- **OBJECTIVE**:
Scan the data beneath this task and copy each line that includes "Trade".

- **Dataset records on visual material**:
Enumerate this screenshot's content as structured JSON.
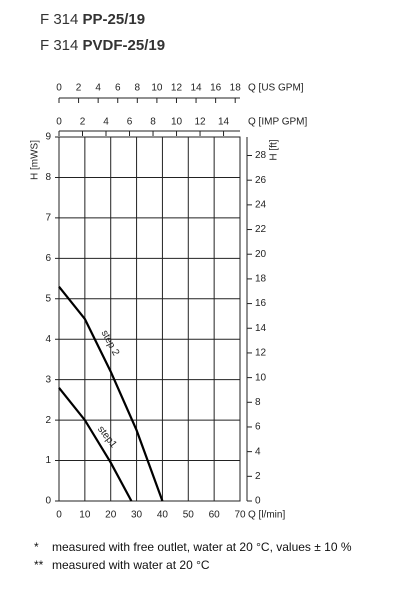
{
  "chart_data": {
    "type": "line",
    "titles": [
      {
        "prefix": "F 314",
        "model": "PP-25/19"
      },
      {
        "prefix": "F 314",
        "model": "PVDF-25/19"
      }
    ],
    "x_label": "Q [l/min]",
    "y_label": "H [mWS]",
    "y2_label": "H [ft]",
    "us_gpm_label": "Q [US GPM]",
    "imp_gpm_label": "Q [IMP GPM]",
    "xlim": [
      0,
      70
    ],
    "xticks": [
      0,
      10,
      20,
      30,
      40,
      50,
      60,
      70
    ],
    "ylim": [
      0,
      9
    ],
    "yticks": [
      0,
      1,
      2,
      3,
      4,
      5,
      6,
      7,
      8,
      9
    ],
    "y2lim": [
      0,
      29.5
    ],
    "y2ticks": [
      0,
      2,
      4,
      6,
      8,
      10,
      12,
      14,
      16,
      18,
      20,
      22,
      24,
      26,
      28
    ],
    "us_gpm_lim": [
      0,
      18.49
    ],
    "us_gpm_ticks": [
      0,
      2,
      4,
      6,
      8,
      10,
      12,
      14,
      16,
      18
    ],
    "imp_gpm_lim": [
      0,
      15.4
    ],
    "imp_gpm_ticks": [
      0,
      2,
      4,
      6,
      8,
      10,
      12,
      14
    ],
    "grid": true,
    "series": [
      {
        "name": "step 2",
        "color": "#000000",
        "x": [
          0,
          10,
          20,
          30,
          40
        ],
        "values": [
          5.3,
          4.5,
          3.2,
          1.75,
          0
        ]
      },
      {
        "name": "step1",
        "color": "#000000",
        "x": [
          0,
          10,
          20,
          28
        ],
        "values": [
          2.8,
          2.0,
          0.95,
          0
        ]
      }
    ],
    "footnotes": [
      {
        "mark": "*",
        "text": "measured with free outlet, water at 20 °C, values ± 10 %"
      },
      {
        "mark": "**",
        "text": "measured with water at 20 °C"
      }
    ]
  }
}
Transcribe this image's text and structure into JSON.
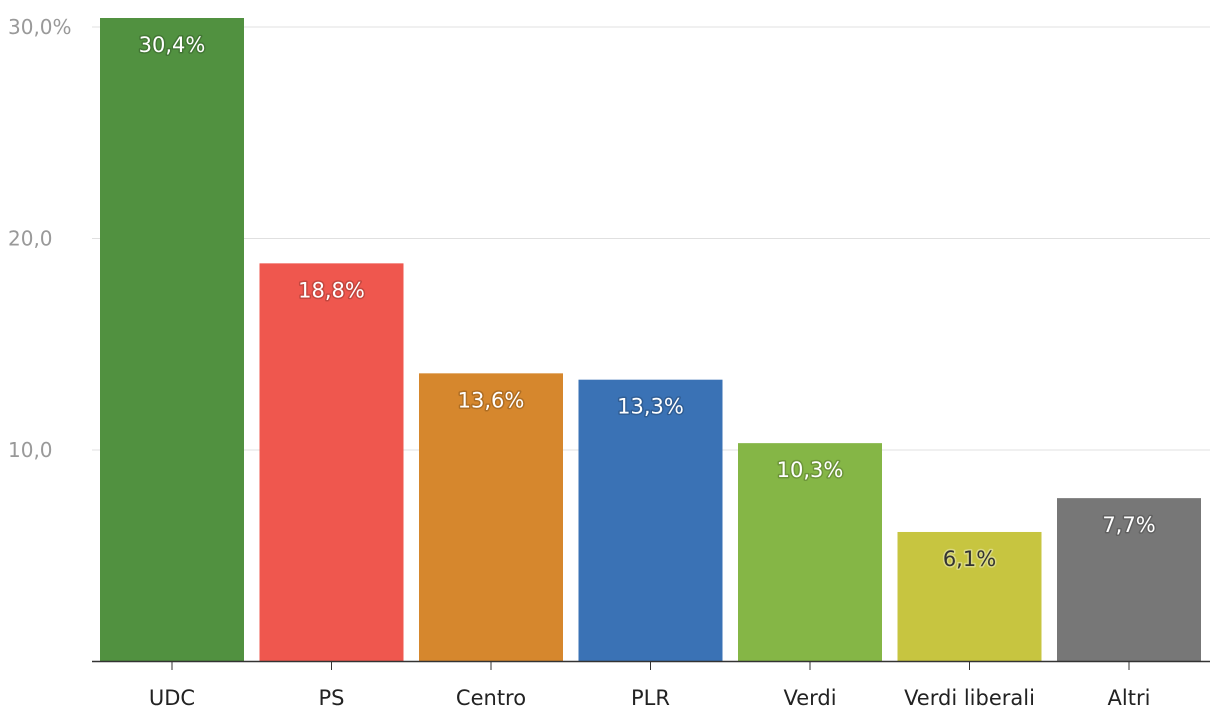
{
  "chart_data": {
    "type": "bar",
    "title": "",
    "xlabel": "",
    "ylabel": "",
    "ylim": [
      0,
      30.4
    ],
    "y_ticks": [
      {
        "value": 10,
        "label": "10,0"
      },
      {
        "value": 20,
        "label": "20,0"
      },
      {
        "value": 30,
        "label": "30,0%"
      }
    ],
    "grid": true,
    "legend": "none",
    "categories": [
      "UDC",
      "PS",
      "Centro",
      "PLR",
      "Verdi",
      "Verdi liberali",
      "Altri"
    ],
    "values": [
      30.4,
      18.8,
      13.6,
      13.3,
      10.3,
      6.1,
      7.7
    ],
    "data_labels": [
      "30,4%",
      "18,8%",
      "13,6%",
      "13,3%",
      "10,3%",
      "6,1%",
      "7,7%"
    ],
    "colors": [
      "#519140",
      "#ef574e",
      "#d6872d",
      "#3a72b5",
      "#85b646",
      "#c7c540",
      "#777777"
    ],
    "label_colors": [
      "#ffffff",
      "#ffffff",
      "#ffffff",
      "#ffffff",
      "#ffffff",
      "#333333",
      "#ffffff"
    ]
  }
}
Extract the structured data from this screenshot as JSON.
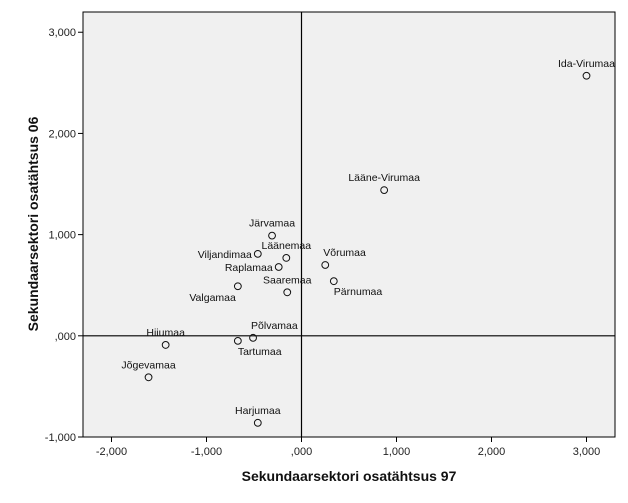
{
  "chart_data": {
    "type": "scatter",
    "title": "",
    "xlabel": "Sekundaarsektori osatähtsus 97",
    "ylabel": "Sekundaarsektori osatähtsus 06",
    "xlim": [
      -2.3,
      3.3
    ],
    "ylim": [
      -1.0,
      3.2
    ],
    "grid": false,
    "reference_lines": {
      "x": 0,
      "y": 0
    },
    "colors": {
      "plot_background": "#f0f0f0",
      "marker_edge": "#111111",
      "axis": "#000000"
    },
    "x_ticks": [
      {
        "value": -2,
        "label": "-2,000"
      },
      {
        "value": -1,
        "label": "-1,000"
      },
      {
        "value": 0,
        "label": ",000"
      },
      {
        "value": 1,
        "label": "1,000"
      },
      {
        "value": 2,
        "label": "2,000"
      },
      {
        "value": 3,
        "label": "3,000"
      }
    ],
    "y_ticks": [
      {
        "value": -1,
        "label": "-1,000"
      },
      {
        "value": 0,
        "label": ",000"
      },
      {
        "value": 1,
        "label": "1,000"
      },
      {
        "value": 2,
        "label": "2,000"
      },
      {
        "value": 3,
        "label": "3,000"
      }
    ],
    "points": [
      {
        "label": "Ida-Virumaa",
        "x": 3.0,
        "y": 2.57,
        "label_pos": "above"
      },
      {
        "label": "Lääne-Virumaa",
        "x": 0.87,
        "y": 1.44,
        "label_pos": "above"
      },
      {
        "label": "Järvamaa",
        "x": -0.31,
        "y": 0.99,
        "label_pos": "above"
      },
      {
        "label": "Läänemaa",
        "x": -0.16,
        "y": 0.77,
        "label_pos": "above"
      },
      {
        "label": "Viljandimaa",
        "x": -0.46,
        "y": 0.81,
        "label_pos": "left"
      },
      {
        "label": "Raplamaa",
        "x": -0.24,
        "y": 0.68,
        "label_pos": "left"
      },
      {
        "label": "Võrumaa",
        "x": 0.25,
        "y": 0.7,
        "label_pos": "above-right"
      },
      {
        "label": "Pärnumaa",
        "x": 0.34,
        "y": 0.54,
        "label_pos": "below-right"
      },
      {
        "label": "Saaremaa",
        "x": -0.15,
        "y": 0.43,
        "label_pos": "above"
      },
      {
        "label": "Valgamaa",
        "x": -0.67,
        "y": 0.49,
        "label_pos": "below-left"
      },
      {
        "label": "Põlvamaa",
        "x": -0.51,
        "y": -0.02,
        "label_pos": "above-right"
      },
      {
        "label": "Tartumaa",
        "x": -0.67,
        "y": -0.05,
        "label_pos": "below-right"
      },
      {
        "label": "Hiiumaa",
        "x": -1.43,
        "y": -0.09,
        "label_pos": "above"
      },
      {
        "label": "Jõgevamaa",
        "x": -1.61,
        "y": -0.41,
        "label_pos": "above"
      },
      {
        "label": "Harjumaa",
        "x": -0.46,
        "y": -0.86,
        "label_pos": "above"
      }
    ]
  }
}
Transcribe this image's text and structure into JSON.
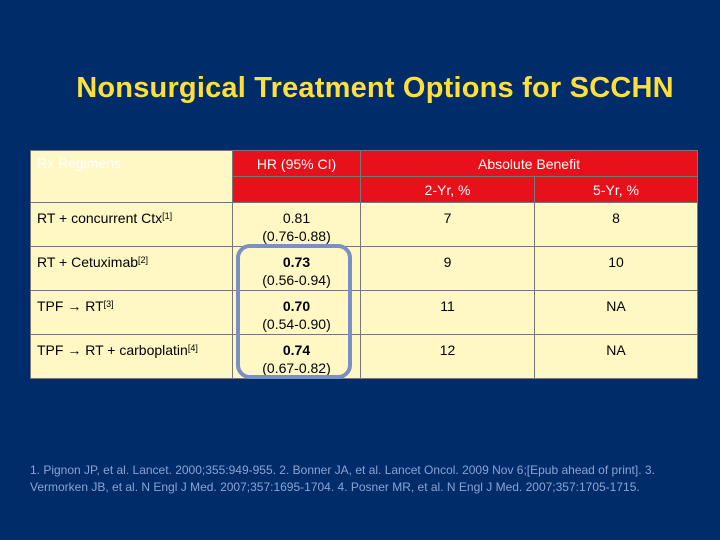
{
  "title": "Nonsurgical Treatment Options for SCCHN",
  "table": {
    "headers": {
      "regimen": "Rx Regimens",
      "hr": "HR (95% CI)",
      "benefit": "Absolute Benefit",
      "yr2": "2-Yr, %",
      "yr5": "5-Yr, %"
    },
    "rows": [
      {
        "regimen": "RT + concurrent Ctx",
        "ref": "[1]",
        "hr": "0.81",
        "ci": "(0.76-0.88)",
        "yr2": "7",
        "yr5": "8",
        "hr_bold": false
      },
      {
        "regimen": "RT + Cetuximab",
        "ref": "[2]",
        "hr": "0.73",
        "ci": "(0.56-0.94)",
        "yr2": "9",
        "yr5": "10",
        "hr_bold": true
      },
      {
        "regimen": "TPF → RT",
        "ref": "[3]",
        "hr": "0.70",
        "ci": "(0.54-0.90)",
        "yr2": "11",
        "yr5": "NA",
        "hr_bold": true
      },
      {
        "regimen": "TPF → RT + carboplatin",
        "ref": "[4]",
        "hr": "0.74",
        "ci": "(0.67-0.82)",
        "yr2": "12",
        "yr5": "NA",
        "hr_bold": true
      }
    ]
  },
  "references": "1. Pignon JP, et al. Lancet. 2000;355:949-955. 2. Bonner JA, et al. Lancet Oncol. 2009 Nov 6;[Epub ahead of print]. 3. Vermorken JB, et al. N Engl J Med. 2007;357:1695-1704. 4. Posner MR, et al. N Engl J Med. 2007;357:1705-1715.",
  "colors": {
    "background": "#002c6a",
    "title": "#ffdf3a",
    "header": "#e8101a",
    "cell": "#fff7c4",
    "highlight": "#7b8fc7",
    "references": "#8aa3d6"
  }
}
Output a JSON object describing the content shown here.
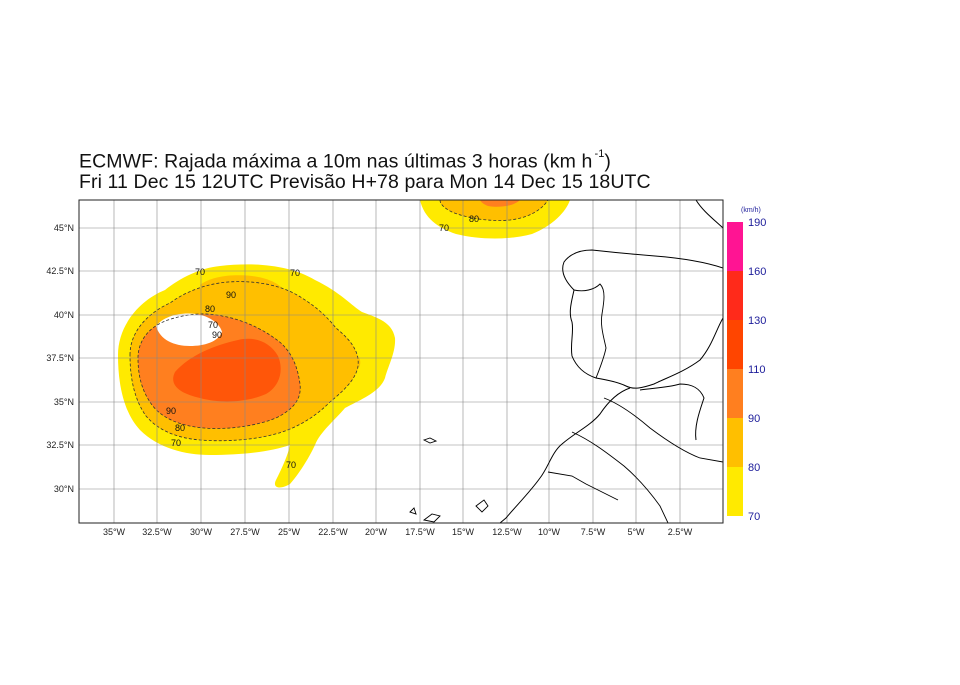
{
  "title": {
    "line1_main": "ECMWF: Rajada máxima a 10m nas últimas 3 horas (km h",
    "line1_sup": "-1",
    "line1_end": ")",
    "line2": "Fri 11 Dec 15 12UTC Previsão H+78 para Mon 14 Dec 15 18UTC"
  },
  "map": {
    "lat_ticks": [
      "45°N",
      "42.5°N",
      "40°N",
      "37.5°N",
      "35°N",
      "32.5°N",
      "30°N"
    ],
    "lon_ticks": [
      "35°W",
      "32.5°W",
      "30°W",
      "27.5°W",
      "25°W",
      "22.5°W",
      "20°W",
      "17.5°W",
      "15°W",
      "12.5°W",
      "10°W",
      "7.5°W",
      "5°W",
      "2.5°W"
    ],
    "contour_labels": [
      "70",
      "70",
      "90",
      "80",
      "70",
      "90",
      "90",
      "80",
      "70",
      "70",
      "80",
      "70"
    ]
  },
  "legend": {
    "unit": "(km/h)",
    "levels": [
      "190",
      "160",
      "130",
      "110",
      "90",
      "80",
      "70"
    ],
    "colors": [
      "#ff1493",
      "#ff2a1a",
      "#ff4500",
      "#ff7f1f",
      "#ffbf00",
      "#ffea00"
    ]
  }
}
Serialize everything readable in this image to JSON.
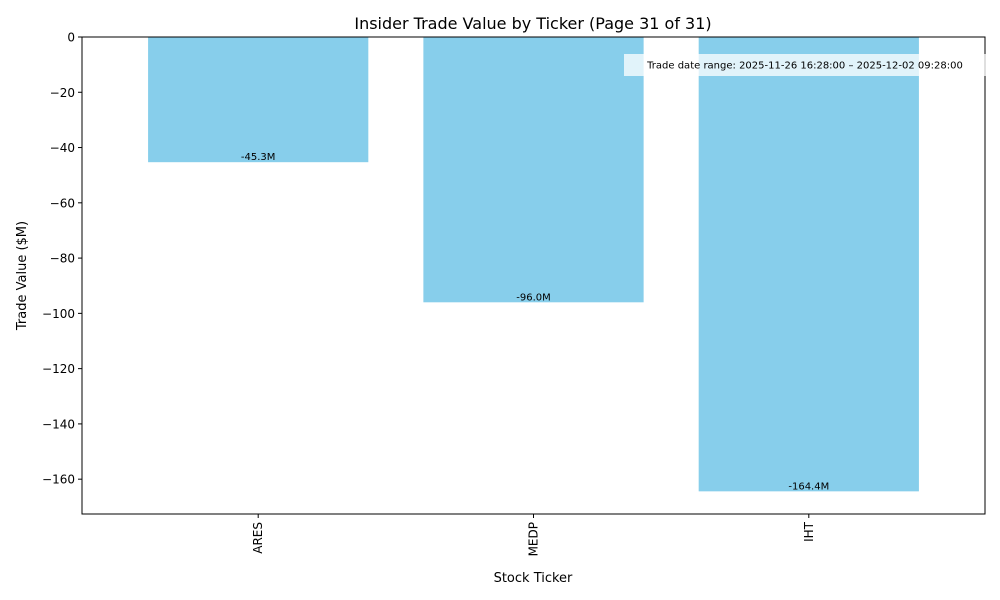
{
  "chart_data": {
    "type": "bar",
    "title": "Insider Trade Value by Ticker (Page 31 of 31)",
    "xlabel": "Stock Ticker",
    "ylabel": "Trade Value ($M)",
    "categories": [
      "ARES",
      "MEDP",
      "IHT"
    ],
    "values": [
      -45.3,
      -96.0,
      -164.4
    ],
    "data_labels": [
      "-45.3M",
      "-96.0M",
      "-164.4M"
    ],
    "ylim": [
      -172.6,
      0
    ],
    "yticks": [
      0,
      -20,
      -40,
      -60,
      -80,
      -100,
      -120,
      -140,
      -160
    ],
    "ytick_labels": [
      "0",
      "−20",
      "−40",
      "−60",
      "−80",
      "−100",
      "−120",
      "−140",
      "−160"
    ],
    "annotation": "Trade date range: 2025-11-26 16:28:00 – 2025-12-02 09:28:00",
    "annotation_position": "top-right",
    "grid": false,
    "bar_color": "#87CEEB"
  }
}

- **RESULT OF THIS TASK**:
    "title": "Insider Trade Value by Ticker (Page 31 of 31)",
    "ylabel": "Trade Value ($M)",
    "annotation": "Trade date range: 2025-11-26 16:28:00 – 2025-12-02 09:28:00",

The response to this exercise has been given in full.